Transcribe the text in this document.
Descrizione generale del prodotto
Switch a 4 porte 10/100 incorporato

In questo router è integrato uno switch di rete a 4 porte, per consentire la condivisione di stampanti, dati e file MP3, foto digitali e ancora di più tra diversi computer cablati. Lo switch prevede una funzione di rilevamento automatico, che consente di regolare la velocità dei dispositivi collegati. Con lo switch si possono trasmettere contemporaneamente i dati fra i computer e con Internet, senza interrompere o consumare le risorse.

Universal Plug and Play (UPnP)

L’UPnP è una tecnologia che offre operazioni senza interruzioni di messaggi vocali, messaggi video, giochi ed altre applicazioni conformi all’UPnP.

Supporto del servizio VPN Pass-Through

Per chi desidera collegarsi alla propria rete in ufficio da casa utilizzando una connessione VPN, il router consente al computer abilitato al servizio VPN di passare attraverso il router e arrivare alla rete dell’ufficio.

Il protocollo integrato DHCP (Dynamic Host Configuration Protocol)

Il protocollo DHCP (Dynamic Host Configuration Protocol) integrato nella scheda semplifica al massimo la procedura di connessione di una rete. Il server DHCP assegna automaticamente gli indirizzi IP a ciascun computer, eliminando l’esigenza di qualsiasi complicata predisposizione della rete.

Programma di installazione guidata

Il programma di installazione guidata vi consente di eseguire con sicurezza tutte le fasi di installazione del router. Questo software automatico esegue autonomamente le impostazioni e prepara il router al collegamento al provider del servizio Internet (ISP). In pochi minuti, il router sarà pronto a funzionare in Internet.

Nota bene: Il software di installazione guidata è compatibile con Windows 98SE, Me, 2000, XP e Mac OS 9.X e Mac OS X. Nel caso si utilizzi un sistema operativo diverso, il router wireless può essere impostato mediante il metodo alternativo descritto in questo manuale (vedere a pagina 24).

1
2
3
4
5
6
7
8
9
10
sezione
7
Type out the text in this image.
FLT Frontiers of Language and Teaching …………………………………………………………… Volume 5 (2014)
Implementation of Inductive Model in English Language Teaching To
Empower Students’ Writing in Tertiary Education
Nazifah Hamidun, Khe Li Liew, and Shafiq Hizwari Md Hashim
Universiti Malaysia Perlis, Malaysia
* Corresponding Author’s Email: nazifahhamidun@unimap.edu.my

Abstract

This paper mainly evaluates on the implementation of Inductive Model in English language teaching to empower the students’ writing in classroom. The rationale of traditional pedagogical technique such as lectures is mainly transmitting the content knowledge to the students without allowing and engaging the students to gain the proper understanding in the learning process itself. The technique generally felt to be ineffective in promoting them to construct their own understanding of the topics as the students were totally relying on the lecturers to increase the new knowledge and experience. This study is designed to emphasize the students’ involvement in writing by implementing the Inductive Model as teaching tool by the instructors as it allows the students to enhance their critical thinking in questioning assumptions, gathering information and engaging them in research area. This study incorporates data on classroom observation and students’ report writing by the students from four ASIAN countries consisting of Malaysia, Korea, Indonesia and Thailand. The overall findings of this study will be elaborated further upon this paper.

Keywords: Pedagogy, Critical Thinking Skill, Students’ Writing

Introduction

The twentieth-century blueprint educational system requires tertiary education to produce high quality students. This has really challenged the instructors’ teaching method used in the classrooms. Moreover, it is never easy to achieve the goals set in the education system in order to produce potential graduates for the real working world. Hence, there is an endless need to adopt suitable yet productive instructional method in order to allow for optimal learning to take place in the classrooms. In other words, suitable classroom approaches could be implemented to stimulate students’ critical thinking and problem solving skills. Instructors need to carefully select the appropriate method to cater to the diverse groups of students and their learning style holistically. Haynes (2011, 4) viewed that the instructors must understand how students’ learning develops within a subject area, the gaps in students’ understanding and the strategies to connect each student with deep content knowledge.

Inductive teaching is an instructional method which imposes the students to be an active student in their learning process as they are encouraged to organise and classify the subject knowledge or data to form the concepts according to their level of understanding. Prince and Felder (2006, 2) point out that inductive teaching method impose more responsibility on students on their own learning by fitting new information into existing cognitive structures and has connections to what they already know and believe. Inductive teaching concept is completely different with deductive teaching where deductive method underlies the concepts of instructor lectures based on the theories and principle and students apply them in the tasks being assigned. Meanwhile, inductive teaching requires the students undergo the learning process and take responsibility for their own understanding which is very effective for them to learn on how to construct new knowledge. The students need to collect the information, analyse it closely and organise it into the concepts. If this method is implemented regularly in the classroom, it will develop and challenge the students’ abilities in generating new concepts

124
=-=-=
- Exercise: Every line of the data above should be copied exactly.

- Solution to the problem:
Transcribe the text in this document.
Descrizione generale del prodotto
Switch a 4 porte 10/100 incorporato

In questo router è integrato uno switch di rete a 4 porte, per consentire la condivisione di stampanti, dati e file MP3, foto digitali e ancora di più tra diversi computer cablati. Lo switch prevede una funzione di rilevamento automatico, che consente di regolare la velocità dei dispositivi collegati. Con lo switch si possono trasmettere contemporaneamente i dati fra i computer e con Internet, senza interrompere o consumare le risorse.

Universal Plug and Play (UPnP)

L’UPnP è una tecnologia che offre operazioni senza interruzioni di messaggi vocali, messaggi video, giochi ed altre applicazioni conformi all’UPnP.

Supporto del servizio VPN Pass-Through

Per chi desidera collegarsi alla propria rete in ufficio da casa utilizzando una connessione VPN, il router consente al computer abilitato al servizio VPN di passare attraverso il router e arrivare alla rete dell’ufficio.

Il protocollo integrato DHCP (Dynamic Host Configuration Protocol)

Il protocollo DHCP (Dynamic Host Configuration Protocol) integrato nella scheda semplifica al massimo la procedura di connessione di una rete. Il server DHCP assegna automaticamente gli indirizzi IP a ciascun computer, eliminando l’esigenza di qualsiasi complicata predisposizione della rete.

Programma di installazione guidata

Il programma di installazione guidata vi consente di eseguire con sicurezza tutte le fasi di installazione del router. Questo software automatico esegue autonomamente le impostazioni e prepara il router al collegamento al provider del servizio Internet (ISP). In pochi minuti, il router sarà pronto a funzionare in Internet.

Nota bene: Il software di installazione guidata è compatibile con Windows 98SE, Me, 2000, XP e Mac OS 9.X e Mac OS X. Nel caso si utilizzi un sistema operativo diverso, il router wireless può essere impostato mediante il metodo alternativo descritto in questo manuale (vedere a pagina 24).

1
2
3
4
5
6
7
8
9
10
sezione
7
Type out the text in this image.
FLT Frontiers of Language and Teaching …………………………………………………………… Volume 5 (2014)
Implementation of Inductive Model in English Language Teaching To
Empower Students’ Writing in Tertiary Education
Nazifah Hamidun, Khe Li Liew, and Shafiq Hizwari Md Hashim
Universiti Malaysia Perlis, Malaysia
* Corresponding Author’s Email: nazifahhamidun@unimap.edu.my

Abstract

This paper mainly evaluates on the implementation of Inductive Model in English language teaching to empower the students’ writing in classroom. The rationale of traditional pedagogical technique such as lectures is mainly transmitting the content knowledge to the students without allowing and engaging the students to gain the proper understanding in the learning process itself. The technique generally felt to be ineffective in promoting them to construct their own understanding of the topics as the students were totally relying on the lecturers to increase the new knowledge and experience. This study is designed to emphasize the students’ involvement in writing by implementing the Inductive Model as teaching tool by the instructors as it allows the students to enhance their critical thinking in questioning assumptions, gathering information and engaging them in research area. This study incorporates data on classroom observation and students’ report writing by the students from four ASIAN countries consisting of Malaysia, Korea, Indonesia and Thailand. The overall findings of this study will be elaborated further upon this paper.

Keywords: Pedagogy, Critical Thinking Skill, Students’ Writing

Introduction

The twentieth-century blueprint educational system requires tertiary education to produce high quality students. This has really challenged the instructors’ teaching method used in the classrooms. Moreover, it is never easy to achieve the goals set in the education system in order to produce potential graduates for the real working world. Hence, there is an endless need to adopt suitable yet productive instructional method in order to allow for optimal learning to take place in the classrooms. In other words, suitable classroom approaches could be implemented to stimulate students’ critical thinking and problem solving skills. Instructors need to carefully select the appropriate method to cater to the diverse groups of students and their learning style holistically. Haynes (2011, 4) viewed that the instructors must understand how students’ learning develops within a subject area, the gaps in students’ understanding and the strategies to connect each student with deep content knowledge.

Inductive teaching is an instructional method which imposes the students to be an active student in their learning process as they are encouraged to organise and classify the subject knowledge or data to form the concepts according to their level of understanding. Prince and Felder (2006, 2) point out that inductive teaching method impose more responsibility on students on their own learning by fitting new information into existing cognitive structures and has connections to what they already know and believe. Inductive teaching concept is completely different with deductive teaching where deductive method underlies the concepts of instructor lectures based on the theories and principle and students apply them in the tasks being assigned. Meanwhile, inductive teaching requires the students undergo the learning process and take responsibility for their own understanding which is very effective for them to learn on how to construct new knowledge. The students need to collect the information, analyse it closely and organise it into the concepts. If this method is implemented regularly in the classroom, it will develop and challenge the students’ abilities in generating new concepts

124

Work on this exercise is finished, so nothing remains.